***** Exercise material
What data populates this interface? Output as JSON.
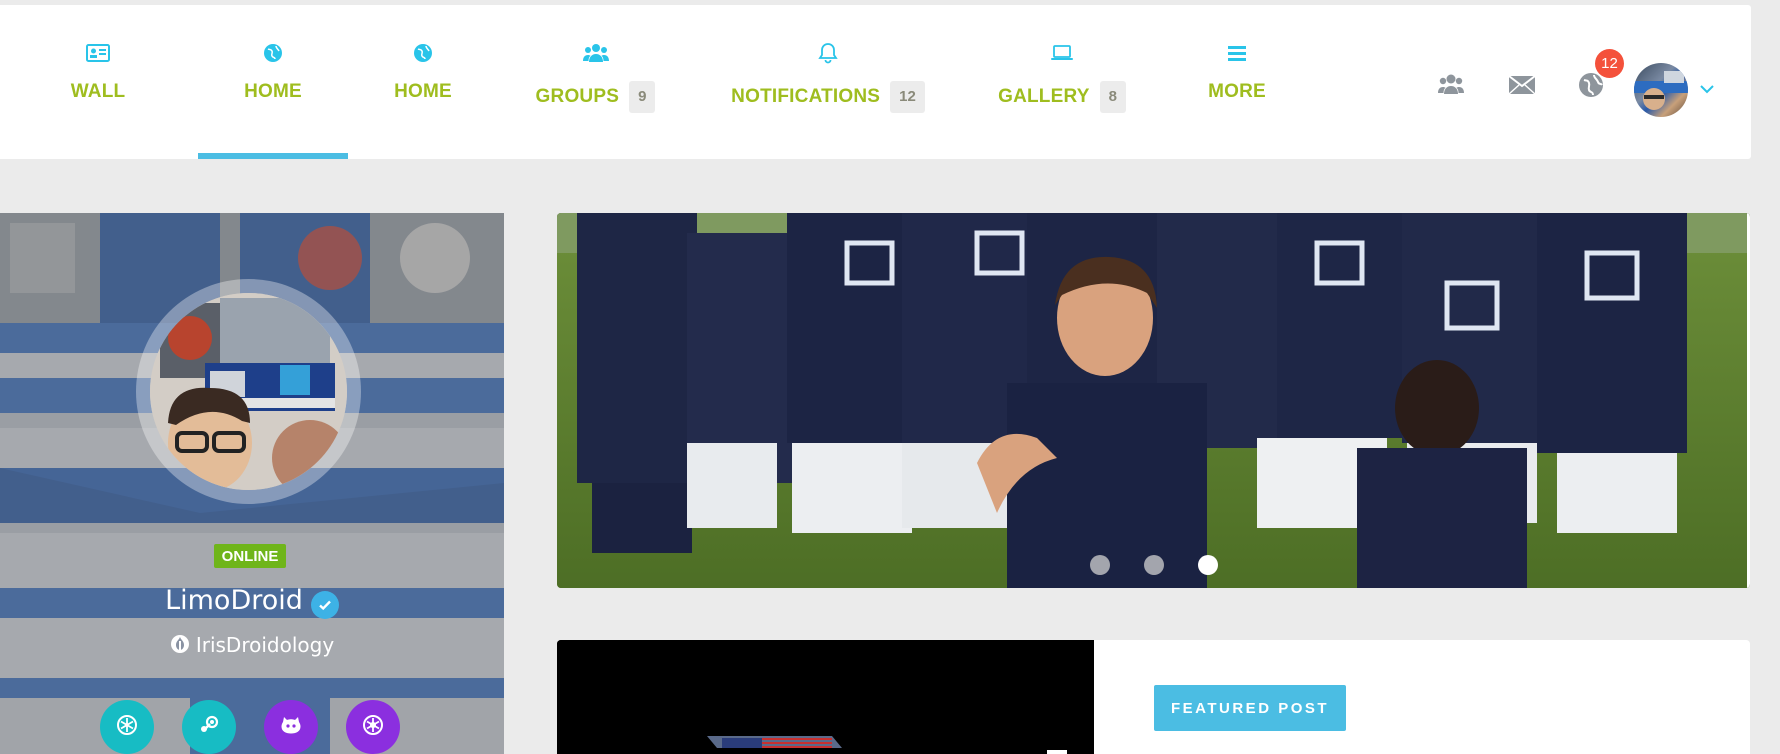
{
  "nav": {
    "items": [
      {
        "label": "WALL",
        "badge": "",
        "icon": "id-card-icon"
      },
      {
        "label": "HOME",
        "badge": "",
        "icon": "globe-icon"
      },
      {
        "label": "HOME",
        "badge": "",
        "icon": "globe-icon"
      },
      {
        "label": "GROUPS",
        "badge": "9",
        "icon": "users-icon"
      },
      {
        "label": "NOTIFICATIONS",
        "badge": "12",
        "icon": "bell-icon"
      },
      {
        "label": "GALLERY",
        "badge": "8",
        "icon": "laptop-icon"
      },
      {
        "label": "MORE",
        "badge": "",
        "icon": "menu-icon"
      }
    ],
    "active_index": 1,
    "label_color": "#9fbd1f",
    "accent_color": "#4bbde3"
  },
  "toolbar": {
    "notifications_count": "12",
    "badge_color": "#f4513b"
  },
  "profile": {
    "status": "ONLINE",
    "name": "LimoDroid",
    "handle": "IrisDroidology",
    "status_color": "#6fb51a",
    "socials": [
      {
        "icon": "snowflake-icon",
        "color": "#17bcc4"
      },
      {
        "icon": "steam-icon",
        "color": "#17bcc4"
      },
      {
        "icon": "github-icon",
        "color": "#8b2fdf"
      },
      {
        "icon": "dribbble-icon",
        "color": "#8b2fdf"
      }
    ]
  },
  "slider": {
    "slides": 3,
    "active": 3
  },
  "post": {
    "featured_label": "FEATURED POST"
  }
}
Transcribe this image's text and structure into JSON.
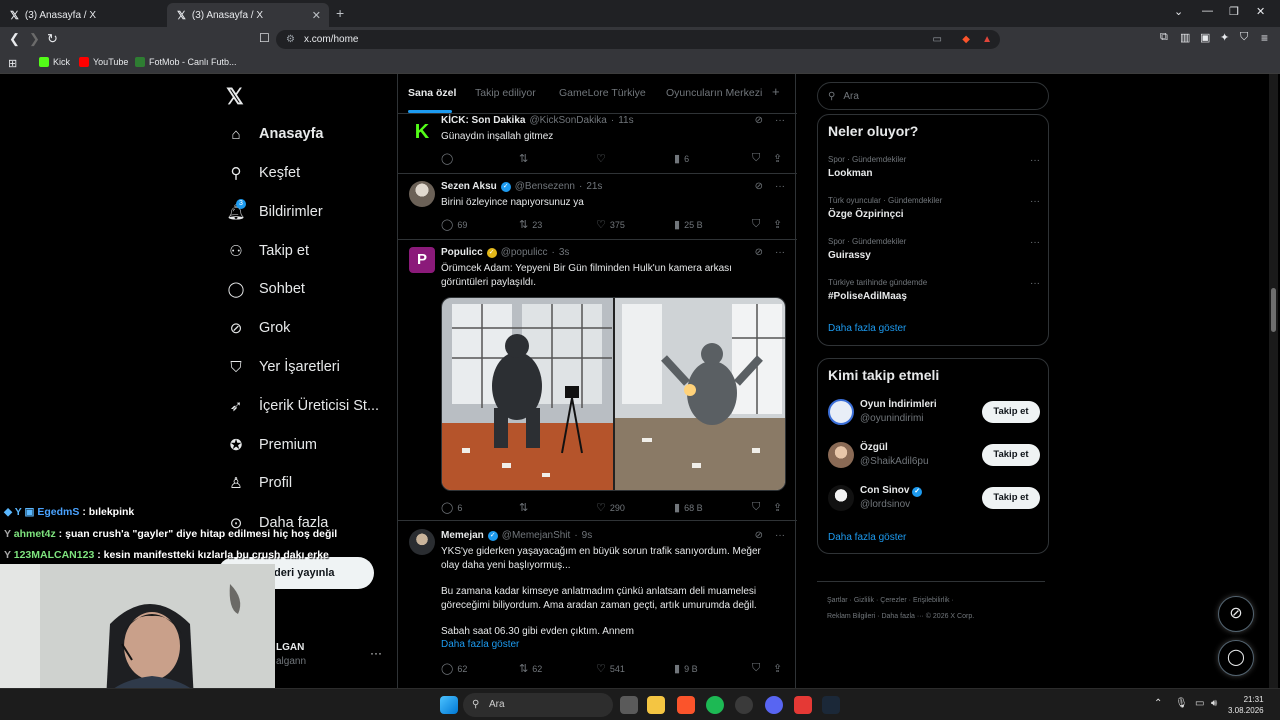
**********
• Goal
Above are the records. Copy every line in them holding "JSON".

• Answer
What data populates this interface? Output as JSON.
Transcribe this image's text and structure into JSON.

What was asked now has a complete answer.